Problem to solve: Copy each line exactly.

[Stored data]
-=-=-=-=-

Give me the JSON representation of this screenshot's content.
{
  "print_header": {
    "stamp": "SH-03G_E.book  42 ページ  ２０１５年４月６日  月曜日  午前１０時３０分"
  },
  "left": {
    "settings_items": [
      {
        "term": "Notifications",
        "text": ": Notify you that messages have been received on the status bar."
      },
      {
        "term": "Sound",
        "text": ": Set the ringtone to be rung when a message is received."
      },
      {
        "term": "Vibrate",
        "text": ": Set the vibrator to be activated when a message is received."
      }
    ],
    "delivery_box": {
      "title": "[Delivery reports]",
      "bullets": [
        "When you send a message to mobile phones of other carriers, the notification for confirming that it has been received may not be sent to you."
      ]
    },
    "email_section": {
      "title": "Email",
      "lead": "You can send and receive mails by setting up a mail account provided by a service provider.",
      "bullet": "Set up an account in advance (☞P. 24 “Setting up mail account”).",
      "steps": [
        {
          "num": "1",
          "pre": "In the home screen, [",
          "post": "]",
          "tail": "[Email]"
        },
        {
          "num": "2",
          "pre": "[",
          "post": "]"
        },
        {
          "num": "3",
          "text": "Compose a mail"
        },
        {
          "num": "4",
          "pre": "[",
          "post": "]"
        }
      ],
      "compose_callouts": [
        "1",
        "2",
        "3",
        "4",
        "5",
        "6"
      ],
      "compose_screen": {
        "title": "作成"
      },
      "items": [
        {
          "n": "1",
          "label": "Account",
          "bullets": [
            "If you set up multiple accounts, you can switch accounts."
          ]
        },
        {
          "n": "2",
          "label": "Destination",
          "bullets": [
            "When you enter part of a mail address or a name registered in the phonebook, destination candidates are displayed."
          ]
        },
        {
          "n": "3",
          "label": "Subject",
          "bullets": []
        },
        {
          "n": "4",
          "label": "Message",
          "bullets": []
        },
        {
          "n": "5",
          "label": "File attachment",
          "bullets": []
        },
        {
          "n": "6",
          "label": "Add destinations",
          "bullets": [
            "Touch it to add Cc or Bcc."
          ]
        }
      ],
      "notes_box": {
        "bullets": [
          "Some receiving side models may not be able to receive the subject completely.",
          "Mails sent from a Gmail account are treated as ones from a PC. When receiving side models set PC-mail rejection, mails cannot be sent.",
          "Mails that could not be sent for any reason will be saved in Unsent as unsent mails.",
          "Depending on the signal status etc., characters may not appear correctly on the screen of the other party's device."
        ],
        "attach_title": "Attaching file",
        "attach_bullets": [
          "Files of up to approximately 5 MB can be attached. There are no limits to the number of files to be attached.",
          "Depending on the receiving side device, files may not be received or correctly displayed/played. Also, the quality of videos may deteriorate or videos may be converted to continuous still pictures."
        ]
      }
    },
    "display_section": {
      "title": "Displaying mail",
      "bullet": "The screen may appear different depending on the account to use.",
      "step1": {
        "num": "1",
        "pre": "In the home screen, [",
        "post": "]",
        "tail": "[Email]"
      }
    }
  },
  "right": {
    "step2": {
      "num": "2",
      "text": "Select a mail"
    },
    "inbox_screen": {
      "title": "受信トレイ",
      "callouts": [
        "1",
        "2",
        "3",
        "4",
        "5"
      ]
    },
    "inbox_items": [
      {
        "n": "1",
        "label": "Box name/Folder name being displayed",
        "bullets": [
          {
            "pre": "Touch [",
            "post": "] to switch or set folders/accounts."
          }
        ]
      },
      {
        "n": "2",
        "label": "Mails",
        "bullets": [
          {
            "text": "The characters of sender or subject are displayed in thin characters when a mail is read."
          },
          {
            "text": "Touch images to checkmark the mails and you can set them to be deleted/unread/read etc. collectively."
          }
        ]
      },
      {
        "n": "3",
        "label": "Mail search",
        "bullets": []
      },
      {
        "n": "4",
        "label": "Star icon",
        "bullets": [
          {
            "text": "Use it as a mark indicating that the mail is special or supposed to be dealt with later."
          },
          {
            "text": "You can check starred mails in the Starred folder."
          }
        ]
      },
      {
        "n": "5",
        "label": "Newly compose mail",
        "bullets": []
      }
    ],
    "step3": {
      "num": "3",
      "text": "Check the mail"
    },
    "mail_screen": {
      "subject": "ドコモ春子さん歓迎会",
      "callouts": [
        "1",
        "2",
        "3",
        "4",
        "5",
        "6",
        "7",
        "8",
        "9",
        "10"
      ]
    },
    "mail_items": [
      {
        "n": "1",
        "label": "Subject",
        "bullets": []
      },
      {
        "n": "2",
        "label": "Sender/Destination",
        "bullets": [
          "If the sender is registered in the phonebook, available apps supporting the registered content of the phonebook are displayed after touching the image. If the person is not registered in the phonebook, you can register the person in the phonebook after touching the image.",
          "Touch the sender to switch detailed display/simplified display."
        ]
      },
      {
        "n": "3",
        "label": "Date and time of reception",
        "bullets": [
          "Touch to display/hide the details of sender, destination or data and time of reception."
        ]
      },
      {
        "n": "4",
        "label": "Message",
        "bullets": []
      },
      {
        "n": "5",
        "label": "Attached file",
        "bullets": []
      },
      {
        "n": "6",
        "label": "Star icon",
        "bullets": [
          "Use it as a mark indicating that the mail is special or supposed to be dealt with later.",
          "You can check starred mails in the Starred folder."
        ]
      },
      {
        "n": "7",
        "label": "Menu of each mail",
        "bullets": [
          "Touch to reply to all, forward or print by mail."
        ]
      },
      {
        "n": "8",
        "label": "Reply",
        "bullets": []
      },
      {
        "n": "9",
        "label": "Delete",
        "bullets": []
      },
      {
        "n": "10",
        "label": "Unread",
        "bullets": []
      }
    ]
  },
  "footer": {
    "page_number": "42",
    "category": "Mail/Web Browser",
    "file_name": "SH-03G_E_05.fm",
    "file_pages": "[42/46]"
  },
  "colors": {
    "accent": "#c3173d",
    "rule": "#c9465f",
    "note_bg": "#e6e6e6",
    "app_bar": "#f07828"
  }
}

-=-=-=-=-

Task solution:
Give me the JSON representation of this screenshot's content.
{
  "print_header": {
    "stamp": "SH-03G_E.book  42 ページ  ２０１５年４月６日  月曜日  午前１０時３０分"
  },
  "left": {
    "settings_items": [
      {
        "term": "Notifications",
        "text": ": Notify you that messages have been received on the status bar."
      },
      {
        "term": "Sound",
        "text": ": Set the ringtone to be rung when a message is received."
      },
      {
        "term": "Vibrate",
        "text": ": Set the vibrator to be activated when a message is received."
      }
    ],
    "delivery_box": {
      "title": "[Delivery reports]",
      "bullets": [
        "When you send a message to mobile phones of other carriers, the notification for confirming that it has been received may not be sent to you."
      ]
    },
    "email_section": {
      "title": "Email",
      "lead": "You can send and receive mails by setting up a mail account provided by a service provider.",
      "bullet": "Set up an account in advance (☞P. 24 “Setting up mail account”).",
      "steps": [
        {
          "num": "1",
          "pre": "In the home screen, [",
          "post": "]",
          "tail": "[Email]"
        },
        {
          "num": "2",
          "pre": "[",
          "post": "]"
        },
        {
          "num": "3",
          "text": "Compose a mail"
        },
        {
          "num": "4",
          "pre": "[",
          "post": "]"
        }
      ],
      "compose_callouts": [
        "1",
        "2",
        "3",
        "4",
        "5",
        "6"
      ],
      "compose_screen": {
        "title": "作成"
      },
      "items": [
        {
          "n": "1",
          "label": "Account",
          "bullets": [
            "If you set up multiple accounts, you can switch accounts."
          ]
        },
        {
          "n": "2",
          "label": "Destination",
          "bullets": [
            "When you enter part of a mail address or a name registered in the phonebook, destination candidates are displayed."
          ]
        },
        {
          "n": "3",
          "label": "Subject",
          "bullets": []
        },
        {
          "n": "4",
          "label": "Message",
          "bullets": []
        },
        {
          "n": "5",
          "label": "File attachment",
          "bullets": []
        },
        {
          "n": "6",
          "label": "Add destinations",
          "bullets": [
            "Touch it to add Cc or Bcc."
          ]
        }
      ],
      "notes_box": {
        "bullets": [
          "Some receiving side models may not be able to receive the subject completely.",
          "Mails sent from a Gmail account are treated as ones from a PC. When receiving side models set PC-mail rejection, mails cannot be sent.",
          "Mails that could not be sent for any reason will be saved in Unsent as unsent mails.",
          "Depending on the signal status etc., characters may not appear correctly on the screen of the other party's device."
        ],
        "attach_title": "Attaching file",
        "attach_bullets": [
          "Files of up to approximately 5 MB can be attached. There are no limits to the number of files to be attached.",
          "Depending on the receiving side device, files may not be received or correctly displayed/played. Also, the quality of videos may deteriorate or videos may be converted to continuous still pictures."
        ]
      }
    },
    "display_section": {
      "title": "Displaying mail",
      "bullet": "The screen may appear different depending on the account to use.",
      "step1": {
        "num": "1",
        "pre": "In the home screen, [",
        "post": "]",
        "tail": "[Email]"
      }
    }
  },
  "right": {
    "step2": {
      "num": "2",
      "text": "Select a mail"
    },
    "inbox_screen": {
      "title": "受信トレイ",
      "callouts": [
        "1",
        "2",
        "3",
        "4",
        "5"
      ]
    },
    "inbox_items": [
      {
        "n": "1",
        "label": "Box name/Folder name being displayed",
        "bullets": [
          {
            "pre": "Touch [",
            "post": "] to switch or set folders/accounts."
          }
        ]
      },
      {
        "n": "2",
        "label": "Mails",
        "bullets": [
          {
            "text": "The characters of sender or subject are displayed in thin characters when a mail is read."
          },
          {
            "text": "Touch images to checkmark the mails and you can set them to be deleted/unread/read etc. collectively."
          }
        ]
      },
      {
        "n": "3",
        "label": "Mail search",
        "bullets": []
      },
      {
        "n": "4",
        "label": "Star icon",
        "bullets": [
          {
            "text": "Use it as a mark indicating that the mail is special or supposed to be dealt with later."
          },
          {
            "text": "You can check starred mails in the Starred folder."
          }
        ]
      },
      {
        "n": "5",
        "label": "Newly compose mail",
        "bullets": []
      }
    ],
    "step3": {
      "num": "3",
      "text": "Check the mail"
    },
    "mail_screen": {
      "subject": "ドコモ春子さん歓迎会",
      "callouts": [
        "1",
        "2",
        "3",
        "4",
        "5",
        "6",
        "7",
        "8",
        "9",
        "10"
      ]
    },
    "mail_items": [
      {
        "n": "1",
        "label": "Subject",
        "bullets": []
      },
      {
        "n": "2",
        "label": "Sender/Destination",
        "bullets": [
          "If the sender is registered in the phonebook, available apps supporting the registered content of the phonebook are displayed after touching the image. If the person is not registered in the phonebook, you can register the person in the phonebook after touching the image.",
          "Touch the sender to switch detailed display/simplified display."
        ]
      },
      {
        "n": "3",
        "label": "Date and time of reception",
        "bullets": [
          "Touch to display/hide the details of sender, destination or data and time of reception."
        ]
      },
      {
        "n": "4",
        "label": "Message",
        "bullets": []
      },
      {
        "n": "5",
        "label": "Attached file",
        "bullets": []
      },
      {
        "n": "6",
        "label": "Star icon",
        "bullets": [
          "Use it as a mark indicating that the mail is special or supposed to be dealt with later.",
          "You can check starred mails in the Starred folder."
        ]
      },
      {
        "n": "7",
        "label": "Menu of each mail",
        "bullets": [
          "Touch to reply to all, forward or print by mail."
        ]
      },
      {
        "n": "8",
        "label": "Reply",
        "bullets": []
      },
      {
        "n": "9",
        "label": "Delete",
        "bullets": []
      },
      {
        "n": "10",
        "label": "Unread",
        "bullets": []
      }
    ]
  },
  "footer": {
    "page_number": "42",
    "category": "Mail/Web Browser",
    "file_name": "SH-03G_E_05.fm",
    "file_pages": "[42/46]"
  },
  "colors": {
    "accent": "#c3173d",
    "rule": "#c9465f",
    "note_bg": "#e6e6e6",
    "app_bar": "#f07828"
  }
}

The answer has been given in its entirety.